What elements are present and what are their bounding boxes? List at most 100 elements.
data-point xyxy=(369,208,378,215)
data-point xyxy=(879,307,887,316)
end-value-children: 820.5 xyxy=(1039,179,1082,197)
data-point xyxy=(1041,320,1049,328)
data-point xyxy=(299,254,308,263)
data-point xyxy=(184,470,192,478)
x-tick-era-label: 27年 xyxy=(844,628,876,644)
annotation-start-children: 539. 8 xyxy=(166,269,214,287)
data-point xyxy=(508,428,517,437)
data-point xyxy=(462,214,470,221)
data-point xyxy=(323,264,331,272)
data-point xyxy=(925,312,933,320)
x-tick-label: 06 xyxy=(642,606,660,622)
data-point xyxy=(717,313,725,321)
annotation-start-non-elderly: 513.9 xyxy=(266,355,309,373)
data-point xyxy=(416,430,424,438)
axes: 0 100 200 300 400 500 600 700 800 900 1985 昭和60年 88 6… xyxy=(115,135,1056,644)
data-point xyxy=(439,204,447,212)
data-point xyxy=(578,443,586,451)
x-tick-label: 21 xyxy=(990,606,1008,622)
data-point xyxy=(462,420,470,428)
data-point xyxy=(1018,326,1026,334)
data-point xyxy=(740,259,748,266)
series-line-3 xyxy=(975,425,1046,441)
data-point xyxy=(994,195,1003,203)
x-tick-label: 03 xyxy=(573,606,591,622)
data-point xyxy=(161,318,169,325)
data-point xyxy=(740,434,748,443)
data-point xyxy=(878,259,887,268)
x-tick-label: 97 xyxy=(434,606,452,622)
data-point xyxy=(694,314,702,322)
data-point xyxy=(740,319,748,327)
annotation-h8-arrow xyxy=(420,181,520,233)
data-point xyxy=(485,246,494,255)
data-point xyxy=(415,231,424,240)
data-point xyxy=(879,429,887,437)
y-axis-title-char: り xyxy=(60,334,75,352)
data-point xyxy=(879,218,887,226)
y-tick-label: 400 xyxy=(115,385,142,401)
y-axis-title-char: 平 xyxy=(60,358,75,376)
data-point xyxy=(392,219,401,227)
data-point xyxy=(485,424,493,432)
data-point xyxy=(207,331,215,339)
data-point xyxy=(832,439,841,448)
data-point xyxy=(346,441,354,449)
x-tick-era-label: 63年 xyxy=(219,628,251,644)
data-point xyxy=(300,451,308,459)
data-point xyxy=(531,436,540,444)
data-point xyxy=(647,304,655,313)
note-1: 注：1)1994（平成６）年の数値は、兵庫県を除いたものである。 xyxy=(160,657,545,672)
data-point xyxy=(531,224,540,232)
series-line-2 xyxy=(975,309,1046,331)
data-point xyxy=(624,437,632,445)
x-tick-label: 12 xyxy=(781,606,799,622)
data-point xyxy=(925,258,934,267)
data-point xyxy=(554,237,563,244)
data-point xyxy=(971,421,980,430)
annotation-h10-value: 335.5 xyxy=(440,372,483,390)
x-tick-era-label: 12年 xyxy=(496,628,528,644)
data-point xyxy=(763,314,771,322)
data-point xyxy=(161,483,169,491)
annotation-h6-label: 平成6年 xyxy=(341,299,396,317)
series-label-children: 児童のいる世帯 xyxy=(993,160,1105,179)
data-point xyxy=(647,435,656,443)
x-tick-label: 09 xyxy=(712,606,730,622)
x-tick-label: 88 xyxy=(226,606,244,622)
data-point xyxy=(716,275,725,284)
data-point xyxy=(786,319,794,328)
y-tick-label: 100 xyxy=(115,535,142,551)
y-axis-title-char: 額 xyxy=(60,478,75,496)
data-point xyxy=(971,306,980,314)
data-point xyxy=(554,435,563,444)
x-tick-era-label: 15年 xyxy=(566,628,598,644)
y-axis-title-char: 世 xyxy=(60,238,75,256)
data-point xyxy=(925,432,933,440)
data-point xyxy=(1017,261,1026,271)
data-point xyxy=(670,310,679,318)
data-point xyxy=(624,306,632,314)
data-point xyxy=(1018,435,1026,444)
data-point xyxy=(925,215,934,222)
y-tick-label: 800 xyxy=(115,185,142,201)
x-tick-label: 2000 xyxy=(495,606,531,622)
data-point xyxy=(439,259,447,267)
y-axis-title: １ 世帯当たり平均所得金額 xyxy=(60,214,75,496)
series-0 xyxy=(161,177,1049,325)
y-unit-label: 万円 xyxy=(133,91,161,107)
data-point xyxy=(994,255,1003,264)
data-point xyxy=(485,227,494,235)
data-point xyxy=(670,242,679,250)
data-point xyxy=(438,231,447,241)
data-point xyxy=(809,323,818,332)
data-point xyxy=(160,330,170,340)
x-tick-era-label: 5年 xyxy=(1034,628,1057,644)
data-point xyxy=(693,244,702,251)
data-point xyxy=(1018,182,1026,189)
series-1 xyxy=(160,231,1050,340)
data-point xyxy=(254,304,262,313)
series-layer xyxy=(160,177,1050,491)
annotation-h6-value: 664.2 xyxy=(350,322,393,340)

□ □ □

Copy the data from the very beginning through the line containing "data-point xyxy=(740,319,748,327)", keeping each line exactly as it appears.

What elements are present and what are their bounding boxes? List at most 100 elements.
data-point xyxy=(369,208,378,215)
data-point xyxy=(879,307,887,316)
end-value-children: 820.5 xyxy=(1039,179,1082,197)
data-point xyxy=(1041,320,1049,328)
data-point xyxy=(299,254,308,263)
data-point xyxy=(184,470,192,478)
x-tick-era-label: 27年 xyxy=(844,628,876,644)
annotation-start-children: 539. 8 xyxy=(166,269,214,287)
data-point xyxy=(508,428,517,437)
data-point xyxy=(462,214,470,221)
data-point xyxy=(323,264,331,272)
data-point xyxy=(925,312,933,320)
x-tick-label: 06 xyxy=(642,606,660,622)
data-point xyxy=(717,313,725,321)
annotation-start-non-elderly: 513.9 xyxy=(266,355,309,373)
data-point xyxy=(416,430,424,438)
axes: 0 100 200 300 400 500 600 700 800 900 1985 昭和60年 88 6… xyxy=(115,135,1056,644)
data-point xyxy=(439,204,447,212)
data-point xyxy=(578,443,586,451)
x-tick-label: 21 xyxy=(990,606,1008,622)
data-point xyxy=(462,420,470,428)
data-point xyxy=(1018,326,1026,334)
data-point xyxy=(740,259,748,266)
series-line-3 xyxy=(975,425,1046,441)
data-point xyxy=(994,195,1003,203)
x-tick-label: 03 xyxy=(573,606,591,622)
data-point xyxy=(161,318,169,325)
data-point xyxy=(740,434,748,443)
data-point xyxy=(878,259,887,268)
x-tick-label: 97 xyxy=(434,606,452,622)
data-point xyxy=(694,314,702,322)
data-point xyxy=(740,319,748,327)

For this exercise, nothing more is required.